- **Blocco di testo**:
|---|

Improvvisare esistenze

Roma è un’altra cosa. A Roma ogni finestra ha il suo gatto. E le illusioni si vedono meglio. Qui a Las Vegas invece il mondo è un deserto disonesto e pulito. Ed è tutto così extraterrestre. 

Forse dovrei iniziare a temere il mio modo di scrivere. Ad averne paura, ma no, niente di così pericoloso. La scrittura è una pistola giocattolo che spara tappi di sughero. Solo che certe parole non hanno ancora il tappo inserito. E quando la vita se ne accorge ti spara per prima. Così non hai nemmeno il tempo di dirle “No dai, stavo scherzando. Non volevo, non si arrabbi, la prego, non mi porti dal preside!” 

Scrivo così come viene e non so quando viene. Sto facendo di tutto per darle piacere, ma ho idea che la mia sia una mente un po’ caotica. O forse ho soltanto il cuore in divieto di sosta. 

Alcuni operai intanto lavorano nel cantiere sul grattacielo di fronte. Sembrano in attesa di un Mosè che li traghetti oltre un Mar Rosso da divaricare e poi da richiudere sulle loro giornate. Quando stasera torneranno a casa. Chissà dove. Chissà come. Racconteranno storie. Mangeranno cose. 

Guarderanno il sedere alla moglie, oppure la baceranno. Giocheranno con qualche ragazzino provato dal caldo, o resteranno soli con una birra ghiacciata in mano. Sbattuti su un divano dalla tempesta di pensieri. Troppo lontani dalle cose che avrebbero voluto e che non hanno mai avuto. Capaci solo di fissare un soffitto e di contare le vene della solita crepa nel muro. Non so. Li vedo così.

|---|

- **Consegna**: Nel brano sugli operai del cantiere, elenca tutti i verbi al futuro riferiti agli operai, nell'ordine in cui compaiono.

[Voci del dataset]

|---|

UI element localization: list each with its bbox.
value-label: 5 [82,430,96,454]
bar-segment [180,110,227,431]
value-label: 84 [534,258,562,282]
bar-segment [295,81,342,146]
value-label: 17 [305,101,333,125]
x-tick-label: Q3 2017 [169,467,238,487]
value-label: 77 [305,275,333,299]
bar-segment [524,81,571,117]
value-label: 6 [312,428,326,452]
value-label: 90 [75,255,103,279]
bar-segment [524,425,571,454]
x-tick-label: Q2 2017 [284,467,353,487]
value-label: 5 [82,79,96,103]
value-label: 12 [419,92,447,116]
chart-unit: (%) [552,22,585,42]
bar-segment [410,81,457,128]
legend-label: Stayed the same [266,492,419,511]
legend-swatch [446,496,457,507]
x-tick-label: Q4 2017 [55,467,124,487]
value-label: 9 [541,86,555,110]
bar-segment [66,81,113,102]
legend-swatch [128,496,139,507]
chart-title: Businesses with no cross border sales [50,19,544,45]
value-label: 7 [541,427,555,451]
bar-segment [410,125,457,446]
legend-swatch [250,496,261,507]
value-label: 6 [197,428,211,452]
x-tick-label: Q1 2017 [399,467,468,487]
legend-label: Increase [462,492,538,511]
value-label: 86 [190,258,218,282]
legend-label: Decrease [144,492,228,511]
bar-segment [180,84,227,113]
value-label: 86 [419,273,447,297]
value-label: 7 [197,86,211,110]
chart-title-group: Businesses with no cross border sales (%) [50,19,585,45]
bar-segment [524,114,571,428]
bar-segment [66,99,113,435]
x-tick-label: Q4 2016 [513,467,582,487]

|---|

- **Risultato**: torneranno, racconteranno, mangeranno, guarderanno, baceranno, giocheranno, resteranno